Written exercise
Write out the material exactly, leaving every picture behind.

[Entries from a visual dataset]
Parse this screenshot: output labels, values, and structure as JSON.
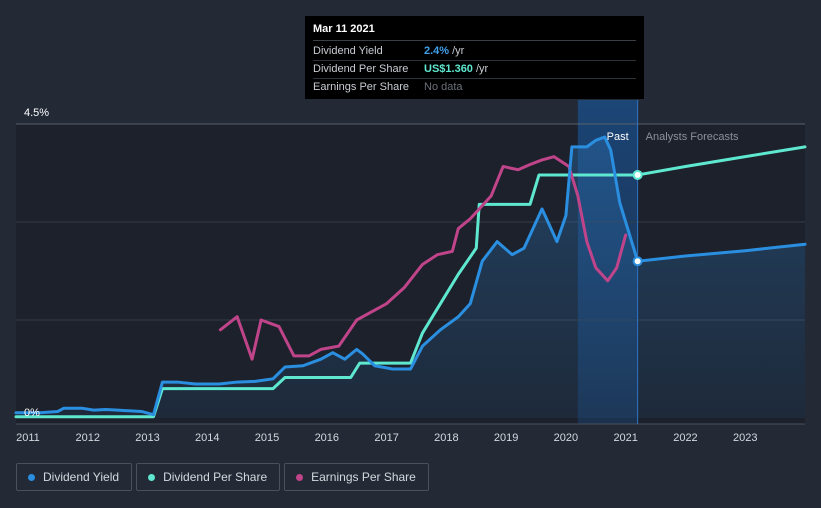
{
  "tooltip": {
    "date": "Mar 11 2021",
    "rows": [
      {
        "label": "Dividend Yield",
        "value": "2.4%",
        "unit": "/yr"
      },
      {
        "label": "Dividend Per Share",
        "value": "US$1.360",
        "unit": "/yr"
      },
      {
        "label": "Earnings Per Share",
        "value": "No data",
        "unit": ""
      }
    ]
  },
  "legend": [
    {
      "label": "Dividend Yield",
      "color": "#2a8fe0"
    },
    {
      "label": "Dividend Per Share",
      "color": "#5fe8d0"
    },
    {
      "label": "Earnings Per Share",
      "color": "#c0448a"
    }
  ],
  "chart_data": {
    "type": "line",
    "title": "",
    "x_ticks": [
      "2011",
      "2012",
      "2013",
      "2014",
      "2015",
      "2016",
      "2017",
      "2018",
      "2019",
      "2020",
      "2021",
      "2022",
      "2023"
    ],
    "xlim": [
      2010.8,
      2024.0
    ],
    "ylim": [
      0,
      4.5
    ],
    "y_tick_labels": [
      "4.5%",
      "0%"
    ],
    "past_label": "Past",
    "forecast_label": "Analysts Forecasts",
    "forecast_start": 2021.2,
    "shade_start": 2020.2,
    "colors": {
      "yield": "#2a8fe0",
      "dps": "#5fe8d0",
      "eps": "#c0448a"
    },
    "series": [
      {
        "name": "Dividend Yield",
        "unit": "%",
        "points": [
          [
            2010.8,
            0.08
          ],
          [
            2011.2,
            0.08
          ],
          [
            2011.5,
            0.1
          ],
          [
            2011.6,
            0.15
          ],
          [
            2011.9,
            0.15
          ],
          [
            2012.1,
            0.12
          ],
          [
            2012.3,
            0.13
          ],
          [
            2012.5,
            0.12
          ],
          [
            2012.9,
            0.1
          ],
          [
            2013.1,
            0.05
          ],
          [
            2013.25,
            0.55
          ],
          [
            2013.5,
            0.55
          ],
          [
            2013.8,
            0.52
          ],
          [
            2014.2,
            0.52
          ],
          [
            2014.5,
            0.55
          ],
          [
            2014.8,
            0.56
          ],
          [
            2015.1,
            0.6
          ],
          [
            2015.3,
            0.78
          ],
          [
            2015.6,
            0.8
          ],
          [
            2015.9,
            0.9
          ],
          [
            2016.1,
            1.0
          ],
          [
            2016.3,
            0.9
          ],
          [
            2016.5,
            1.05
          ],
          [
            2016.6,
            0.98
          ],
          [
            2016.8,
            0.8
          ],
          [
            2017.1,
            0.75
          ],
          [
            2017.4,
            0.75
          ],
          [
            2017.6,
            1.1
          ],
          [
            2017.9,
            1.35
          ],
          [
            2018.2,
            1.55
          ],
          [
            2018.4,
            1.75
          ],
          [
            2018.6,
            2.4
          ],
          [
            2018.85,
            2.7
          ],
          [
            2019.1,
            2.5
          ],
          [
            2019.3,
            2.6
          ],
          [
            2019.6,
            3.2
          ],
          [
            2019.85,
            2.7
          ],
          [
            2020.0,
            3.1
          ],
          [
            2020.1,
            4.15
          ],
          [
            2020.35,
            4.15
          ],
          [
            2020.5,
            4.25
          ],
          [
            2020.65,
            4.3
          ],
          [
            2020.75,
            4.1
          ],
          [
            2020.9,
            3.3
          ],
          [
            2021.2,
            2.4
          ],
          [
            2022.0,
            2.48
          ],
          [
            2023.0,
            2.56
          ],
          [
            2024.0,
            2.66
          ]
        ]
      },
      {
        "name": "Dividend Per Share",
        "unit": "US$",
        "points": [
          [
            2010.8,
            0.02
          ],
          [
            2013.1,
            0.02
          ],
          [
            2013.25,
            0.45
          ],
          [
            2015.1,
            0.45
          ],
          [
            2015.3,
            0.62
          ],
          [
            2016.4,
            0.62
          ],
          [
            2016.55,
            0.84
          ],
          [
            2017.4,
            0.84
          ],
          [
            2017.6,
            1.3
          ],
          [
            2017.9,
            1.75
          ],
          [
            2018.2,
            2.2
          ],
          [
            2018.5,
            2.6
          ],
          [
            2018.55,
            3.27
          ],
          [
            2019.4,
            3.27
          ],
          [
            2019.55,
            3.72
          ],
          [
            2021.2,
            3.72
          ],
          [
            2022.0,
            3.85
          ],
          [
            2023.0,
            4.0
          ],
          [
            2024.0,
            4.15
          ]
        ]
      },
      {
        "name": "Earnings Per Share",
        "unit": "US$",
        "points": [
          [
            2014.22,
            1.35
          ],
          [
            2014.5,
            1.55
          ],
          [
            2014.75,
            0.9
          ],
          [
            2014.9,
            1.5
          ],
          [
            2015.2,
            1.4
          ],
          [
            2015.45,
            0.95
          ],
          [
            2015.7,
            0.95
          ],
          [
            2015.9,
            1.05
          ],
          [
            2016.2,
            1.1
          ],
          [
            2016.5,
            1.5
          ],
          [
            2016.7,
            1.6
          ],
          [
            2017.0,
            1.75
          ],
          [
            2017.3,
            2.0
          ],
          [
            2017.6,
            2.35
          ],
          [
            2017.85,
            2.5
          ],
          [
            2018.1,
            2.55
          ],
          [
            2018.2,
            2.9
          ],
          [
            2018.4,
            3.05
          ],
          [
            2018.75,
            3.4
          ],
          [
            2018.95,
            3.85
          ],
          [
            2019.2,
            3.8
          ],
          [
            2019.4,
            3.88
          ],
          [
            2019.6,
            3.95
          ],
          [
            2019.8,
            4.0
          ],
          [
            2020.05,
            3.85
          ],
          [
            2020.2,
            3.4
          ],
          [
            2020.35,
            2.7
          ],
          [
            2020.5,
            2.3
          ],
          [
            2020.7,
            2.1
          ],
          [
            2020.85,
            2.3
          ],
          [
            2021.0,
            2.8
          ]
        ]
      }
    ],
    "markers": [
      {
        "series": "Dividend Yield",
        "x": 2021.2,
        "y": 2.4
      },
      {
        "series": "Dividend Per Share",
        "x": 2021.2,
        "y": 3.72
      }
    ]
  }
}
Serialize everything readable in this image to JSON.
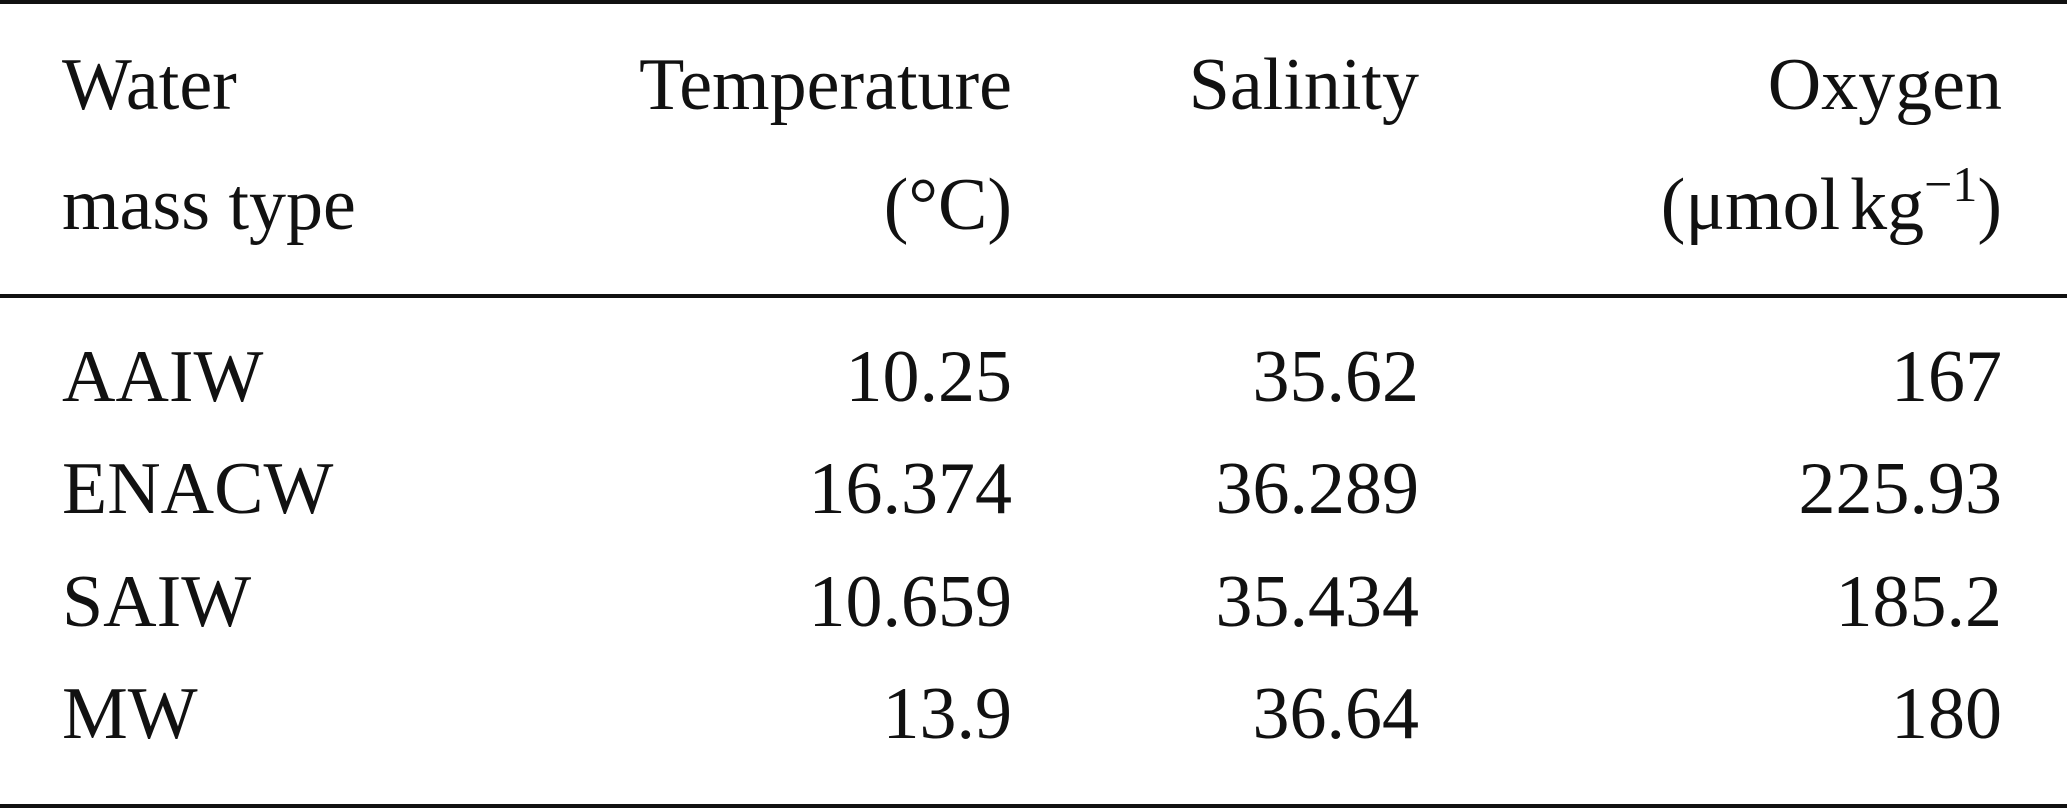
{
  "table": {
    "headers": {
      "water_mass": [
        "Water",
        "mass type"
      ],
      "temperature": [
        "Temperature",
        "(°C)"
      ],
      "salinity": [
        "Salinity"
      ],
      "oxygen": {
        "line1": "Oxygen",
        "line2_prefix": "(μmol",
        "line2_unit": "kg",
        "line2_exponent": "−1",
        "line2_suffix": ")"
      }
    },
    "rows": [
      {
        "water_mass": "AAIW",
        "temperature": "10.25",
        "salinity": "35.62",
        "oxygen": "167"
      },
      {
        "water_mass": "ENACW",
        "temperature": "16.374",
        "salinity": "36.289",
        "oxygen": "225.93"
      },
      {
        "water_mass": "SAIW",
        "temperature": "10.659",
        "salinity": "35.434",
        "oxygen": "185.2"
      },
      {
        "water_mass": "MW",
        "temperature": "13.9",
        "salinity": "36.64",
        "oxygen": "180"
      }
    ]
  }
}
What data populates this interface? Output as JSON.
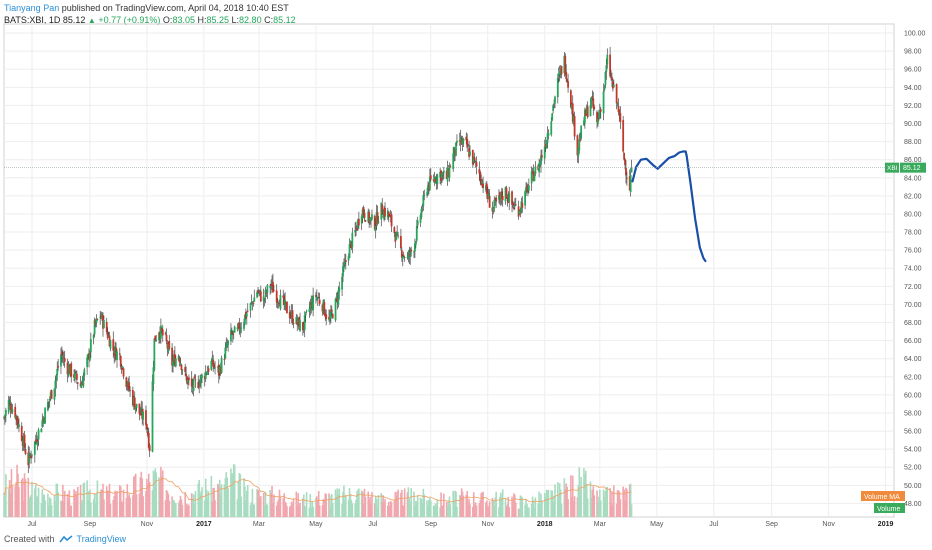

Full answer
Parse this screenshot: output labels, values, and structure as JSON.
{
  "tooltip": {
    "date": "Mar 11 2021",
    "rows": [
      {
        "label": "Dividend Yield",
        "value": "2.4%",
        "unit": "/yr"
      },
      {
        "label": "Dividend Per Share",
        "value": "US$1.360",
        "unit": "/yr"
      },
      {
        "label": "Earnings Per Share",
        "value": "No data",
        "unit": ""
      }
    ]
  },
  "legend": [
    {
      "label": "Dividend Yield",
      "color": "#2a8fe0"
    },
    {
      "label": "Dividend Per Share",
      "color": "#5fe8d0"
    },
    {
      "label": "Earnings Per Share",
      "color": "#c0448a"
    }
  ],
  "chart_data": {
    "type": "line",
    "title": "",
    "x_ticks": [
      "2011",
      "2012",
      "2013",
      "2014",
      "2015",
      "2016",
      "2017",
      "2018",
      "2019",
      "2020",
      "2021",
      "2022",
      "2023"
    ],
    "xlim": [
      2010.8,
      2024.0
    ],
    "ylim": [
      0,
      4.5
    ],
    "y_tick_labels": [
      "4.5%",
      "0%"
    ],
    "past_label": "Past",
    "forecast_label": "Analysts Forecasts",
    "forecast_start": 2021.2,
    "shade_start": 2020.2,
    "colors": {
      "yield": "#2a8fe0",
      "dps": "#5fe8d0",
      "eps": "#c0448a"
    },
    "series": [
      {
        "name": "Dividend Yield",
        "unit": "%",
        "points": [
          [
            2010.8,
            0.08
          ],
          [
            2011.2,
            0.08
          ],
          [
            2011.5,
            0.1
          ],
          [
            2011.6,
            0.15
          ],
          [
            2011.9,
            0.15
          ],
          [
            2012.1,
            0.12
          ],
          [
            2012.3,
            0.13
          ],
          [
            2012.5,
            0.12
          ],
          [
            2012.9,
            0.1
          ],
          [
            2013.1,
            0.05
          ],
          [
            2013.25,
            0.55
          ],
          [
            2013.5,
            0.55
          ],
          [
            2013.8,
            0.52
          ],
          [
            2014.2,
            0.52
          ],
          [
            2014.5,
            0.55
          ],
          [
            2014.8,
            0.56
          ],
          [
            2015.1,
            0.6
          ],
          [
            2015.3,
            0.78
          ],
          [
            2015.6,
            0.8
          ],
          [
            2015.9,
            0.9
          ],
          [
            2016.1,
            1.0
          ],
          [
            2016.3,
            0.9
          ],
          [
            2016.5,
            1.05
          ],
          [
            2016.6,
            0.98
          ],
          [
            2016.8,
            0.8
          ],
          [
            2017.1,
            0.75
          ],
          [
            2017.4,
            0.75
          ],
          [
            2017.6,
            1.1
          ],
          [
            2017.9,
            1.35
          ],
          [
            2018.2,
            1.55
          ],
          [
            2018.4,
            1.75
          ],
          [
            2018.6,
            2.4
          ],
          [
            2018.85,
            2.7
          ],
          [
            2019.1,
            2.5
          ],
          [
            2019.3,
            2.6
          ],
          [
            2019.6,
            3.2
          ],
          [
            2019.85,
            2.7
          ],
          [
            2020.0,
            3.1
          ],
          [
            2020.1,
            4.15
          ],
          [
            2020.35,
            4.15
          ],
          [
            2020.5,
            4.25
          ],
          [
            2020.65,
            4.3
          ],
          [
            2020.75,
            4.1
          ],
          [
            2020.9,
            3.3
          ],
          [
            2021.2,
            2.4
          ],
          [
            2022.0,
            2.48
          ],
          [
            2023.0,
            2.56
          ],
          [
            2024.0,
            2.66
          ]
        ]
      },
      {
        "name": "Dividend Per Share",
        "unit": "US$",
        "points": [
          [
            2010.8,
            0.02
          ],
          [
            2013.1,
            0.02
          ],
          [
            2013.25,
            0.45
          ],
          [
            2015.1,
            0.45
          ],
          [
            2015.3,
            0.62
          ],
          [
            2016.4,
            0.62
          ],
          [
            2016.55,
            0.84
          ],
          [
            2017.4,
            0.84
          ],
          [
            2017.6,
            1.3
          ],
          [
            2017.9,
            1.75
          ],
          [
            2018.2,
            2.2
          ],
          [
            2018.5,
            2.6
          ],
          [
            2018.55,
            3.27
          ],
          [
            2019.4,
            3.27
          ],
          [
            2019.55,
            3.72
          ],
          [
            2021.2,
            3.72
          ],
          [
            2022.0,
            3.85
          ],
          [
            2023.0,
            4.0
          ],
          [
            2024.0,
            4.15
          ]
        ]
      },
      {
        "name": "Earnings Per Share",
        "unit": "US$",
        "points": [
          [
            2014.22,
            1.35
          ],
          [
            2014.5,
            1.55
          ],
          [
            2014.75,
            0.9
          ],
          [
            2014.9,
            1.5
          ],
          [
            2015.2,
            1.4
          ],
          [
            2015.45,
            0.95
          ],
          [
            2015.7,
            0.95
          ],
          [
            2015.9,
            1.05
          ],
          [
            2016.2,
            1.1
          ],
          [
            2016.5,
            1.5
          ],
          [
            2016.7,
            1.6
          ],
          [
            2017.0,
            1.75
          ],
          [
            2017.3,
            2.0
          ],
          [
            2017.6,
            2.35
          ],
          [
            2017.85,
            2.5
          ],
          [
            2018.1,
            2.55
          ],
          [
            2018.2,
            2.9
          ],
          [
            2018.4,
            3.05
          ],
          [
            2018.75,
            3.4
          ],
          [
            2018.95,
            3.85
          ],
          [
            2019.2,
            3.8
          ],
          [
            2019.4,
            3.88
          ],
          [
            2019.6,
            3.95
          ],
          [
            2019.8,
            4.0
          ],
          [
            2020.05,
            3.85
          ],
          [
            2020.2,
            3.4
          ],
          [
            2020.35,
            2.7
          ],
          [
            2020.5,
            2.3
          ],
          [
            2020.7,
            2.1
          ],
          [
            2020.85,
            2.3
          ],
          [
            2021.0,
            2.8
          ]
        ]
      }
    ],
    "markers": [
      {
        "series": "Dividend Yield",
        "x": 2021.2,
        "y": 2.4
      },
      {
        "series": "Dividend Per Share",
        "x": 2021.2,
        "y": 3.72
      }
    ]
  }
}
Serialize everything readable in this image to JSON.
{
  "table": {
    "headers": {
      "water_mass": [
        "Water",
        "mass type"
      ],
      "temperature": [
        "Temperature",
        "(°C)"
      ],
      "salinity": [
        "Salinity"
      ],
      "oxygen": {
        "line1": "Oxygen",
        "line2_prefix": "(μmol",
        "line2_unit": "kg",
        "line2_exponent": "−1",
        "line2_suffix": ")"
      }
    },
    "rows": [
      {
        "water_mass": "AAIW",
        "temperature": "10.25",
        "salinity": "35.62",
        "oxygen": "167"
      },
      {
        "water_mass": "ENACW",
        "temperature": "16.374",
        "salinity": "36.289",
        "oxygen": "225.93"
      },
      {
        "water_mass": "SAIW",
        "temperature": "10.659",
        "salinity": "35.434",
        "oxygen": "185.2"
      },
      {
        "water_mass": "MW",
        "temperature": "13.9",
        "salinity": "36.64",
        "oxygen": "180"
      }
    ]
  }
}
What data populates this interface? Output as JSON.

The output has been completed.